Work required >> Without the pictures, copy the entries below word for word.
## begin Extracted material
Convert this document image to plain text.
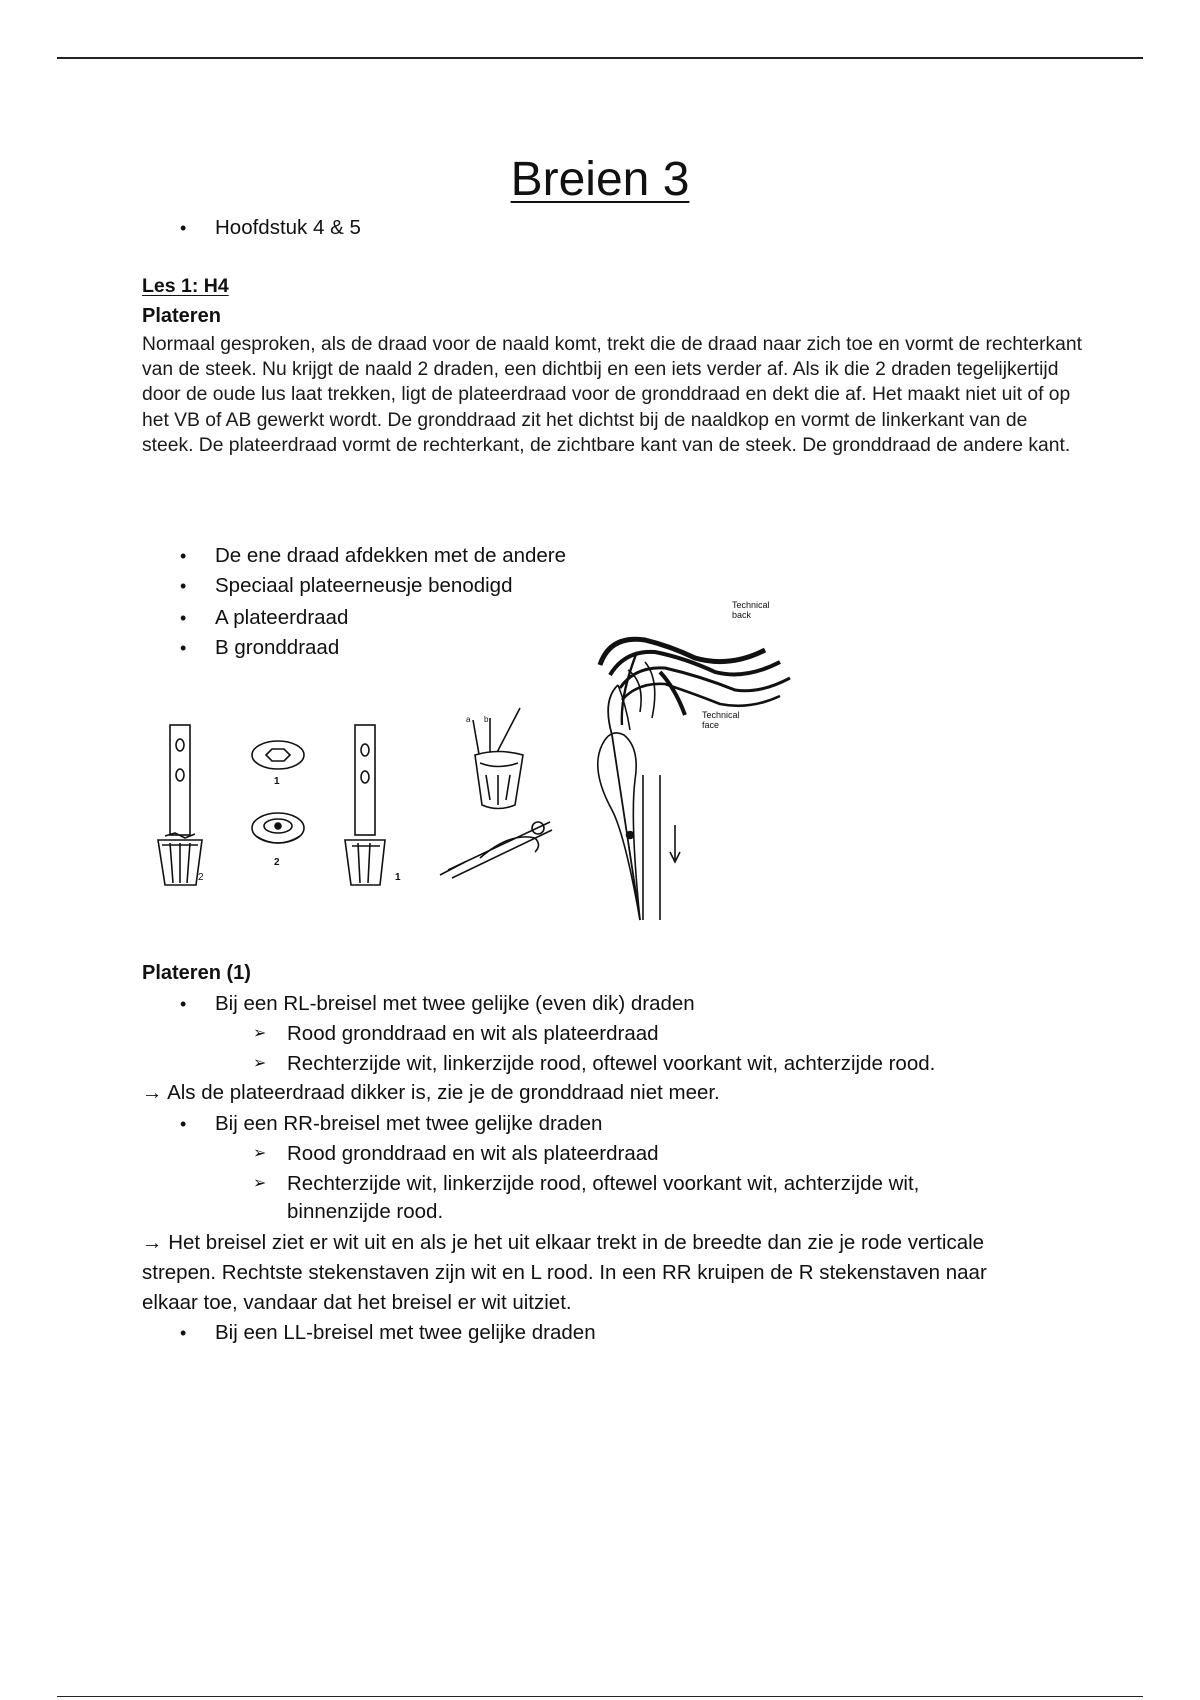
Breien 3
• Hoofdstuk 4 & 5
Les 1: H4
Plateren
Normaal gesproken, als de draad voor de naald komt, trekt die de draad naar zich toe en vormt de rechterkant van de steek. Nu krijgt de naald 2 draden, een dichtbij en een iets verder af. Als ik die 2 draden tegelijkertijd door de oude lus laat trekken, ligt de plateerdraad voor de gronddraad en dekt die af. Het maakt niet uit of op het VB of AB gewerkt wordt. De gronddraad zit het dichtst bij de naaldkop en vormt de linkerkant van de steek. De plateerdraad vormt de rechterkant, de zichtbare kant van de steek. De gronddraad de andere kant.
• De ene draad afdekken met de andere
• Speciaal plateerneusje benodigd
• A plateerdraad
• B gronddraad
2
1
2
1
a b
Technical back
Technical face
Plateren (1)
• Bij een RL-breisel met twee gelijke (even dik) draden
➢ Rood gronddraad en wit als plateerdraad
➢ Rechterzijde wit, linkerzijde rood, oftewel voorkant wit, achterzijde rood.
→ Als de plateerdraad dikker is, zie je de gronddraad niet meer.
• Bij een RR-breisel met twee gelijke draden
➢ Rood gronddraad en wit als plateerdraad
➢ Rechterzijde wit, linkerzijde rood, oftewel voorkant wit, achterzijde wit,
binnenzijde rood.
→ Het breisel ziet er wit uit en als je het uit elkaar trekt in de breedte dan zie je rode verticale strepen. Rechtste stekenstaven zijn wit en L rood. In een RR kruipen de R stekenstaven naar elkaar toe, vandaar dat het breisel er wit uitziet.
• Bij een LL-breisel met twee gelijke draden
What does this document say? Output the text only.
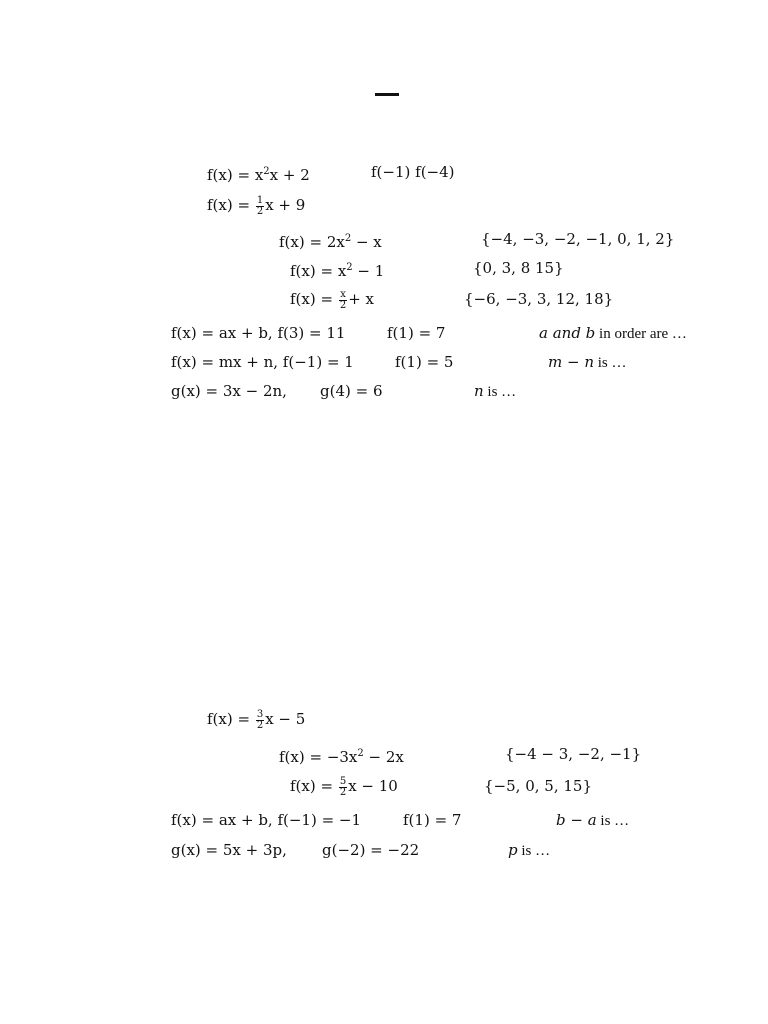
$f(x) = x^2x + 2$	f(−1) f(−4)
$f(x) = \frac{1}{2}$ x + 9
$f(x) = 2x^2 - x$	{−4, −3, −2, −1, 0, 1, 2}
$f(x) = x^2 - 1$	{0, 3, 8 15}
$f(x) = \frac{x}{2} + x$	{−6, −3, 3, 12, 18}
f(x) = ax + b, f(3) = 11	f(1) = 7	a and b in order are …
f(x) = mx + n, f(−1) = 1	f(1) = 5	m − n is …
g(x) = 3x − 2n, g(4) = 6	n is …
$f(x) = \frac{3}{2}$ x − 5
$f(x) = -3x^2 - 2x$	{−4 − 3, −2, −1}
$f(x) = \frac{5}{2}$ x − 10	{−5, 0, 5, 15}
f(x) = ax + b, f(−1) = −1	f(1) = 7	b − a is …
g(x) = 5x + 3p, g(−2) = −22	p is …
## end Extracted material
Full answer >>
Convert this document image to plain text.
Breien 3
• Hoofdstuk 4 & 5
Les 1: H4
Plateren
Normaal gesproken, als de draad voor de naald komt, trekt die de draad naar zich toe en vormt de rechterkant van de steek. Nu krijgt de naald 2 draden, een dichtbij en een iets verder af. Als ik die 2 draden tegelijkertijd door de oude lus laat trekken, ligt de plateerdraad voor de gronddraad en dekt die af. Het maakt niet uit of op het VB of AB gewerkt wordt. De gronddraad zit het dichtst bij de naaldkop en vormt de linkerkant van de steek. De plateerdraad vormt de rechterkant, de zichtbare kant van de steek. De gronddraad de andere kant.
• De ene draad afdekken met de andere
• Speciaal plateerneusje benodigd
• A plateerdraad
• B gronddraad
2
1
2
1
a b
Technical back
Technical face
Plateren (1)
• Bij een RL-breisel met twee gelijke (even dik) draden
➢ Rood gronddraad en wit als plateerdraad
➢ Rechterzijde wit, linkerzijde rood, oftewel voorkant wit, achterzijde rood.
→ Als de plateerdraad dikker is, zie je de gronddraad niet meer.
• Bij een RR-breisel met twee gelijke draden
➢ Rood gronddraad en wit als plateerdraad
➢ Rechterzijde wit, linkerzijde rood, oftewel voorkant wit, achterzijde wit,
binnenzijde rood.
→ Het breisel ziet er wit uit en als je het uit elkaar trekt in de breedte dan zie je rode verticale strepen. Rechtste stekenstaven zijn wit en L rood. In een RR kruipen de R stekenstaven naar elkaar toe, vandaar dat het breisel er wit uitziet.
• Bij een LL-breisel met twee gelijke draden
What does this document say? Output the text only.
$f(x) = x^2x + 2$	f(−1) f(−4)
$f(x) = \frac{1}{2}$ x + 9
$f(x) = 2x^2 - x$	{−4, −3, −2, −1, 0, 1, 2}
$f(x) = x^2 - 1$	{0, 3, 8 15}
$f(x) = \frac{x}{2} + x$	{−6, −3, 3, 12, 18}
f(x) = ax + b, f(3) = 11	f(1) = 7	a and b in order are …
f(x) = mx + n, f(−1) = 1	f(1) = 5	m − n is …
g(x) = 3x − 2n, g(4) = 6	n is …
$f(x) = \frac{3}{2}$ x − 5
$f(x) = -3x^2 - 2x$	{−4 − 3, −2, −1}
$f(x) = \frac{5}{2}$ x − 10	{−5, 0, 5, 15}
f(x) = ax + b, f(−1) = −1	f(1) = 7	b − a is …
g(x) = 5x + 3p, g(−2) = −22	p is …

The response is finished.